* BEGIN MATERIAL PROVIDED *

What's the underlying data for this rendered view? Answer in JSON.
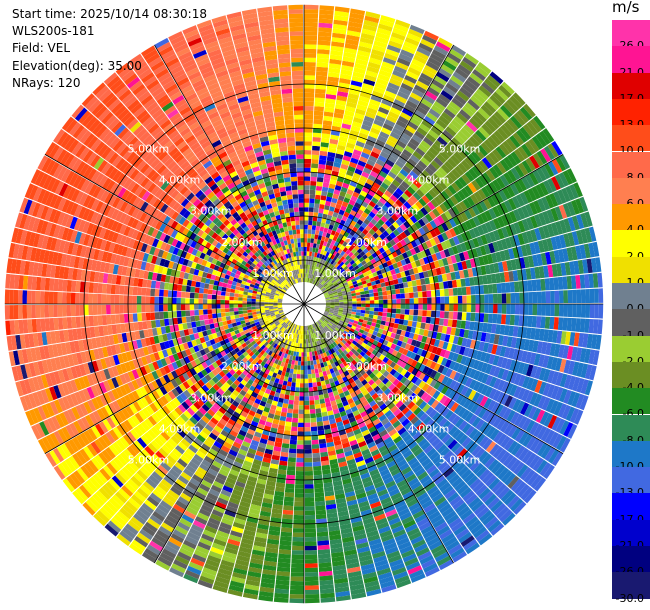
{
  "header": {
    "start_time": "Start time: 2025/10/14 08:30:18",
    "site": "WLS200s-181",
    "field": "Field: VEL",
    "elevation": "Elevation(deg): 35.00",
    "nrays": "NRays: 120"
  },
  "chart_data": {
    "type": "heatmap",
    "projection": "polar-ppi",
    "title": "",
    "rays": 120,
    "range_rings_km": [
      1.0,
      2.0,
      3.0,
      4.0,
      5.0
    ],
    "range_ring_labels": [
      "1.00km",
      "2.00km",
      "3.00km",
      "4.00km",
      "5.00km"
    ],
    "max_range_km": 6.8,
    "azimuth_lines_deg": [
      0,
      30,
      60,
      90,
      120,
      150,
      180,
      210,
      240,
      270,
      300,
      330
    ],
    "colorbar": {
      "unit": "m/s",
      "ticks": [
        "26.0",
        "21.0",
        "17.0",
        "13.0",
        "10.0",
        "8.0",
        "6.0",
        "4.0",
        "2.0",
        "1.0",
        "0.0",
        "-1.0",
        "-2.0",
        "-4.0",
        "-6.0",
        "-8.0",
        "-10.0",
        "-13.0",
        "-17.0",
        "-21.0",
        "-26.0",
        "-30.0"
      ],
      "colors": [
        "#ff33aa",
        "#ff1493",
        "#e00000",
        "#ff2200",
        "#ff4d1a",
        "#ff6a4a",
        "#ff7f50",
        "#ff9900",
        "#ffff00",
        "#f0e000",
        "#708090",
        "#606060",
        "#9acd32",
        "#6b8e23",
        "#228b22",
        "#2e8b57",
        "#1e78c8",
        "#4169e1",
        "#0000ff",
        "#0000cd",
        "#000080",
        "#191970"
      ]
    },
    "velocity_pattern": {
      "positive_max_azimuth_deg": 300,
      "positive_max_ms": 10,
      "negative_max_azimuth_deg": 140,
      "negative_max_ms": -10,
      "noise_gates_from_km": 0.5,
      "noise_gates_to_km": 3.3
    }
  }
}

* END MATERIAL PROVIDED *

## GIVEN EXERCISE
Print the records word for word and exclude any picture they hold.

## WRITTEN ANSWER
What's the underlying data for this rendered view? Answer in JSON.
{
  "header": {
    "start_time": "Start time: 2025/10/14 08:30:18",
    "site": "WLS200s-181",
    "field": "Field: VEL",
    "elevation": "Elevation(deg): 35.00",
    "nrays": "NRays: 120"
  },
  "chart_data": {
    "type": "heatmap",
    "projection": "polar-ppi",
    "title": "",
    "rays": 120,
    "range_rings_km": [
      1.0,
      2.0,
      3.0,
      4.0,
      5.0
    ],
    "range_ring_labels": [
      "1.00km",
      "2.00km",
      "3.00km",
      "4.00km",
      "5.00km"
    ],
    "max_range_km": 6.8,
    "azimuth_lines_deg": [
      0,
      30,
      60,
      90,
      120,
      150,
      180,
      210,
      240,
      270,
      300,
      330
    ],
    "colorbar": {
      "unit": "m/s",
      "ticks": [
        "26.0",
        "21.0",
        "17.0",
        "13.0",
        "10.0",
        "8.0",
        "6.0",
        "4.0",
        "2.0",
        "1.0",
        "0.0",
        "-1.0",
        "-2.0",
        "-4.0",
        "-6.0",
        "-8.0",
        "-10.0",
        "-13.0",
        "-17.0",
        "-21.0",
        "-26.0",
        "-30.0"
      ],
      "colors": [
        "#ff33aa",
        "#ff1493",
        "#e00000",
        "#ff2200",
        "#ff4d1a",
        "#ff6a4a",
        "#ff7f50",
        "#ff9900",
        "#ffff00",
        "#f0e000",
        "#708090",
        "#606060",
        "#9acd32",
        "#6b8e23",
        "#228b22",
        "#2e8b57",
        "#1e78c8",
        "#4169e1",
        "#0000ff",
        "#0000cd",
        "#000080",
        "#191970"
      ]
    },
    "velocity_pattern": {
      "positive_max_azimuth_deg": 300,
      "positive_max_ms": 10,
      "negative_max_azimuth_deg": 140,
      "negative_max_ms": -10,
      "noise_gates_from_km": 0.5,
      "noise_gates_to_km": 3.3
    }
  }
}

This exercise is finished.